━━━━━ Excerpted data ━━━━━
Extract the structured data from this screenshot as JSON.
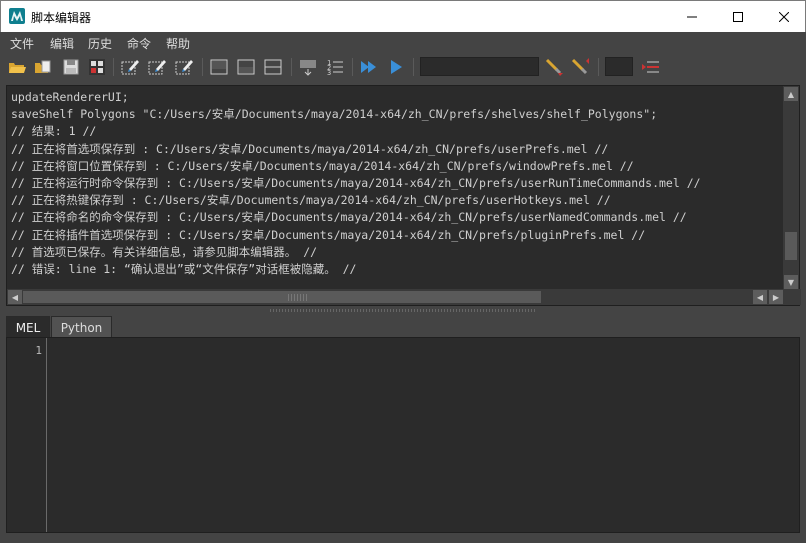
{
  "window": {
    "title": "脚本编辑器",
    "minimize_glyph": "—",
    "maximize_glyph": "☐",
    "close_glyph": "✕"
  },
  "menu": {
    "items": [
      "文件",
      "编辑",
      "历史",
      "命令",
      "帮助"
    ]
  },
  "toolbar": {
    "icons": [
      "open-script-icon",
      "source-script-icon",
      "save-script-icon",
      "save-to-shelf-icon",
      "clear-history-icon",
      "clear-input-icon",
      "clear-all-icon",
      "show-history-only-icon",
      "show-input-only-icon",
      "show-both-icon",
      "echo-all-commands-icon",
      "line-numbers-icon",
      "execute-all-icon",
      "execute-icon",
      "search-icon",
      "search-down-icon",
      "line-field",
      "goto-line-icon"
    ],
    "search_value": "",
    "line_value": ""
  },
  "history": {
    "lines": [
      "updateRendererUI;",
      "saveShelf Polygons \"C:/Users/安卓/Documents/maya/2014-x64/zh_CN/prefs/shelves/shelf_Polygons\";",
      "// 结果: 1 //",
      "// 正在将首选项保存到 : C:/Users/安卓/Documents/maya/2014-x64/zh_CN/prefs/userPrefs.mel //",
      "// 正在将窗口位置保存到 : C:/Users/安卓/Documents/maya/2014-x64/zh_CN/prefs/windowPrefs.mel //",
      "// 正在将运行时命令保存到 : C:/Users/安卓/Documents/maya/2014-x64/zh_CN/prefs/userRunTimeCommands.mel //",
      "// 正在将热键保存到 : C:/Users/安卓/Documents/maya/2014-x64/zh_CN/prefs/userHotkeys.mel //",
      "// 正在将命名的命令保存到 : C:/Users/安卓/Documents/maya/2014-x64/zh_CN/prefs/userNamedCommands.mel //",
      "// 正在将插件首选项保存到 : C:/Users/安卓/Documents/maya/2014-x64/zh_CN/prefs/pluginPrefs.mel //",
      "// 首选项已保存。有关详细信息，请参见脚本编辑器。 //",
      "// 错误: line 1: “确认退出”或“文件保存”对话框被隐藏。 //"
    ]
  },
  "tabs": [
    {
      "label": "MEL",
      "active": true
    },
    {
      "label": "Python",
      "active": false
    }
  ],
  "editor": {
    "line_number": "1",
    "content": ""
  },
  "colors": {
    "panel_bg": "#444444",
    "field_bg": "#2b2b2b",
    "text": "#cfcfcf",
    "icon_blue": "#3a8fd8"
  }
}
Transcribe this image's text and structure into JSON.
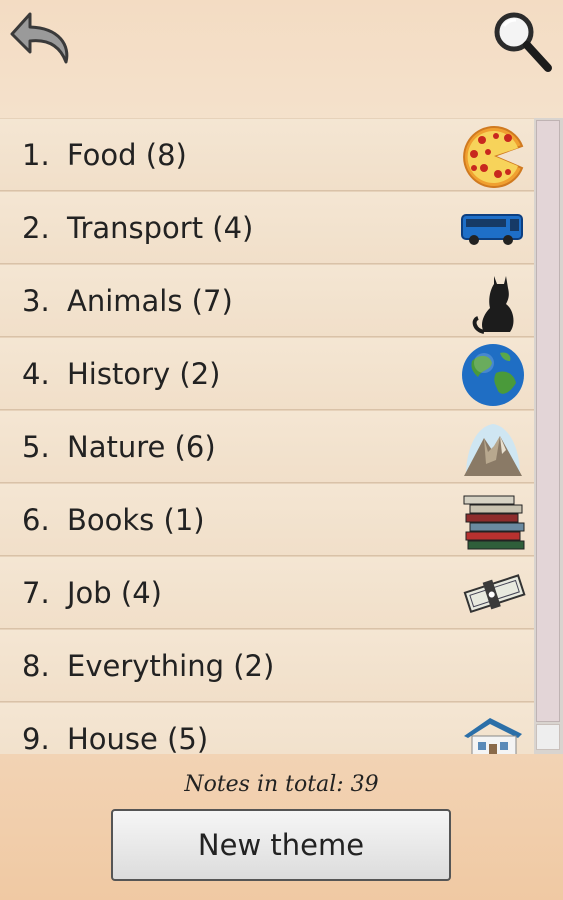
{
  "header": {
    "back_icon": "back-arrow-icon",
    "search_icon": "search-icon"
  },
  "themes": [
    {
      "number": "1.",
      "label": "Food (8)",
      "icon": "pizza-icon"
    },
    {
      "number": "2.",
      "label": "Transport (4)",
      "icon": "bus-icon"
    },
    {
      "number": "3.",
      "label": "Animals (7)",
      "icon": "cat-icon"
    },
    {
      "number": "4.",
      "label": "History (2)",
      "icon": "globe-icon"
    },
    {
      "number": "5.",
      "label": "Nature (6)",
      "icon": "mountain-icon"
    },
    {
      "number": "6.",
      "label": "Books (1)",
      "icon": "books-icon"
    },
    {
      "number": "7.",
      "label": "Job (4)",
      "icon": "money-icon"
    },
    {
      "number": "8.",
      "label": "Everything (2)",
      "icon": ""
    },
    {
      "number": "9.",
      "label": "House (5)",
      "icon": "house-icon"
    }
  ],
  "footer": {
    "notes_total": "Notes in total: 39",
    "new_theme_label": "New theme"
  },
  "colors": {
    "background_top": "#f3dcc3",
    "background_bottom": "#f0c9a3",
    "row": "#f1dfc9",
    "text": "#222222"
  }
}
━━━━━
What the exercise asks: Using the records above, select and copy every line that has the word "script".

The solution:
      "open-script-icon",
      "source-script-icon",
      "save-script-icon",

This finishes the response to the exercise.